- [What is asked]
Quote every line of the data below as it stands, omitting pictures.

- [Records]
=====
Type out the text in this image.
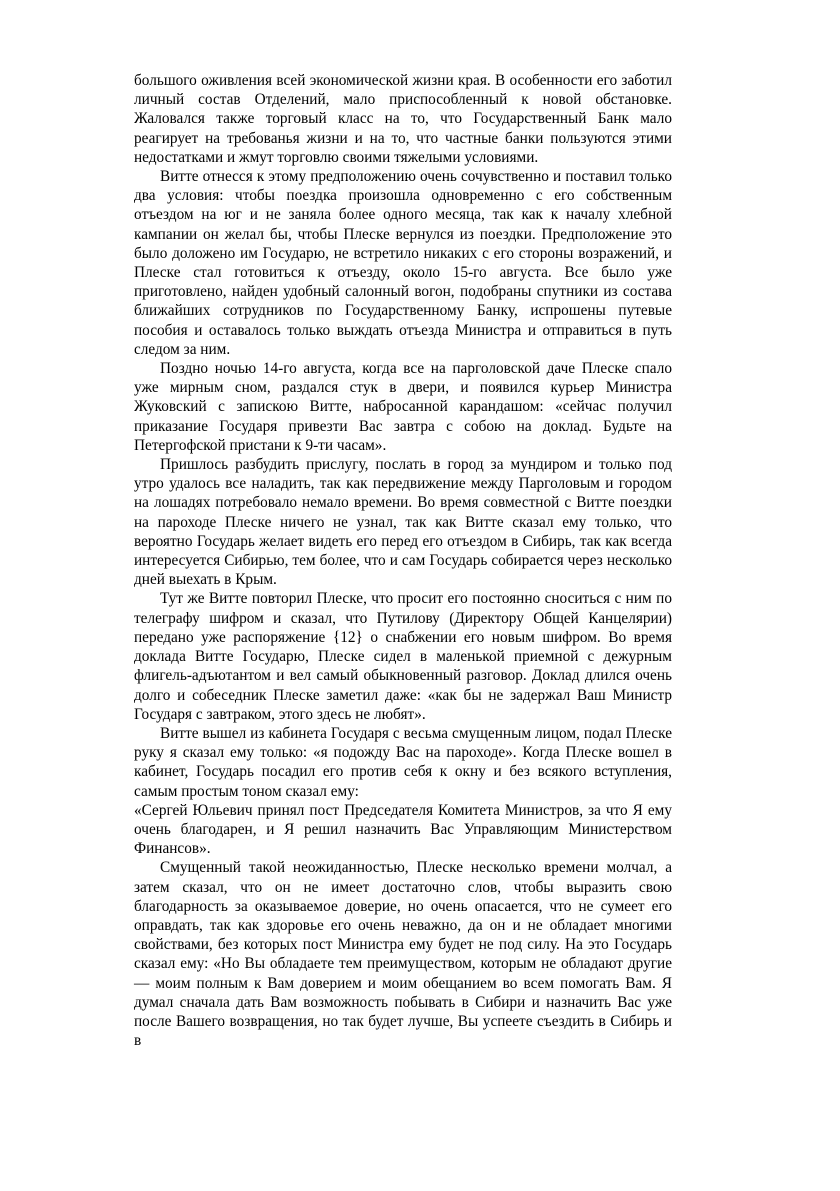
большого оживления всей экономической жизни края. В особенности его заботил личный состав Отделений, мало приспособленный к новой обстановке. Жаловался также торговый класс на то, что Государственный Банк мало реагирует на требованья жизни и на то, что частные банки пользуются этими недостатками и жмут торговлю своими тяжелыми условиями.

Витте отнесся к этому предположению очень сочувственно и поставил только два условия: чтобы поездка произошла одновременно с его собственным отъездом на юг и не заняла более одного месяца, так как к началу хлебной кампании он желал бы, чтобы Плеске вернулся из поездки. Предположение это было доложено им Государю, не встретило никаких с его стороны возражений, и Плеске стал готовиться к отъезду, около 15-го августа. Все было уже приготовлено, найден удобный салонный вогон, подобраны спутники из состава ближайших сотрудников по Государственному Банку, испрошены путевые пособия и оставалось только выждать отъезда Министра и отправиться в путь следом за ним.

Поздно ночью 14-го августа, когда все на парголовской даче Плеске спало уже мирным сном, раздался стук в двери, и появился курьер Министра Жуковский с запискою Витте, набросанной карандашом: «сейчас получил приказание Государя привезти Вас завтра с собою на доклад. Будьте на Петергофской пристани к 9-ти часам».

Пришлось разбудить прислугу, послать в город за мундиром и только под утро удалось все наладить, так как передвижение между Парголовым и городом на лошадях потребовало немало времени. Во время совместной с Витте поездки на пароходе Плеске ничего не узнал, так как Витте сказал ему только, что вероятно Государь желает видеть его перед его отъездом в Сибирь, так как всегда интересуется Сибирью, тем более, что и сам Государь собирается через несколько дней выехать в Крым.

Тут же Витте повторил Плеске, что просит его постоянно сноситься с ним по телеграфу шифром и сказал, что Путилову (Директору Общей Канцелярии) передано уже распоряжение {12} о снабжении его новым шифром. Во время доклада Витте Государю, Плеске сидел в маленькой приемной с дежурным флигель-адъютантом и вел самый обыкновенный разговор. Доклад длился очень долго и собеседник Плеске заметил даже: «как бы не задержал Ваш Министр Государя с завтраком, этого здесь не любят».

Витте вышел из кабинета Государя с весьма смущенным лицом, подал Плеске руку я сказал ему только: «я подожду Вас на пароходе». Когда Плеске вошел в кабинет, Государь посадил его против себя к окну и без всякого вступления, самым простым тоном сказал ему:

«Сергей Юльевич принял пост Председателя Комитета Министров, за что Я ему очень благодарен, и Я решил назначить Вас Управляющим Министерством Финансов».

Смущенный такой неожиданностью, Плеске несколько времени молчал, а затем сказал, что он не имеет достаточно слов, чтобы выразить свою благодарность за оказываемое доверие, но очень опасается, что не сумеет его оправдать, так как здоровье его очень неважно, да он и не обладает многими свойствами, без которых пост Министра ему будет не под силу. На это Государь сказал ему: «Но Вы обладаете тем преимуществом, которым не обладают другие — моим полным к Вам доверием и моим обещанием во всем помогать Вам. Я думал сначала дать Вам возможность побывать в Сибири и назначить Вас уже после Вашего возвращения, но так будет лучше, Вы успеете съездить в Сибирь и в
=====
- [Solution]
Type out the text in this image.
большого оживления всей экономической жизни края. В особенности его заботил личный состав Отделений, мало приспособленный к новой обстановке. Жаловался также торговый класс на то, что Государственный Банк мало реагирует на требованья жизни и на то, что частные банки пользуются этими недостатками и жмут торговлю своими тяжелыми условиями.

Витте отнесся к этому предположению очень сочувственно и поставил только два условия: чтобы поездка произошла одновременно с его собственным отъездом на юг и не заняла более одного месяца, так как к началу хлебной кампании он желал бы, чтобы Плеске вернулся из поездки. Предположение это было доложено им Государю, не встретило никаких с его стороны возражений, и Плеске стал готовиться к отъезду, около 15-го августа. Все было уже приготовлено, найден удобный салонный вогон, подобраны спутники из состава ближайших сотрудников по Государственному Банку, испрошены путевые пособия и оставалось только выждать отъезда Министра и отправиться в путь следом за ним.

Поздно ночью 14-го августа, когда все на парголовской даче Плеске спало уже мирным сном, раздался стук в двери, и появился курьер Министра Жуковский с запискою Витте, набросанной карандашом: «сейчас получил приказание Государя привезти Вас завтра с собою на доклад. Будьте на Петергофской пристани к 9-ти часам».

Пришлось разбудить прислугу, послать в город за мундиром и только под утро удалось все наладить, так как передвижение между Парголовым и городом на лошадях потребовало немало времени. Во время совместной с Витте поездки на пароходе Плеске ничего не узнал, так как Витте сказал ему только, что вероятно Государь желает видеть его перед его отъездом в Сибирь, так как всегда интересуется Сибирью, тем более, что и сам Государь собирается через несколько дней выехать в Крым.

Тут же Витте повторил Плеске, что просит его постоянно сноситься с ним по телеграфу шифром и сказал, что Путилову (Директору Общей Канцелярии) передано уже распоряжение {12} о снабжении его новым шифром. Во время доклада Витте Государю, Плеске сидел в маленькой приемной с дежурным флигель-адъютантом и вел самый обыкновенный разговор. Доклад длился очень долго и собеседник Плеске заметил даже: «как бы не задержал Ваш Министр Государя с завтраком, этого здесь не любят».

Витте вышел из кабинета Государя с весьма смущенным лицом, подал Плеске руку я сказал ему только: «я подожду Вас на пароходе». Когда Плеске вошел в кабинет, Государь посадил его против себя к окну и без всякого вступления, самым простым тоном сказал ему:

«Сергей Юльевич принял пост Председателя Комитета Министров, за что Я ему очень благодарен, и Я решил назначить Вас Управляющим Министерством Финансов».

Смущенный такой неожиданностью, Плеске несколько времени молчал, а затем сказал, что он не имеет достаточно слов, чтобы выразить свою благодарность за оказываемое доверие, но очень опасается, что не сумеет его оправдать, так как здоровье его очень неважно, да он и не обладает многими свойствами, без которых пост Министра ему будет не под силу. На это Государь сказал ему: «Но Вы обладаете тем преимуществом, которым не обладают другие — моим полным к Вам доверием и моим обещанием во всем помогать Вам. Я думал сначала дать Вам возможность побывать в Сибири и назначить Вас уже после Вашего возвращения, но так будет лучше, Вы успеете съездить в Сибирь и в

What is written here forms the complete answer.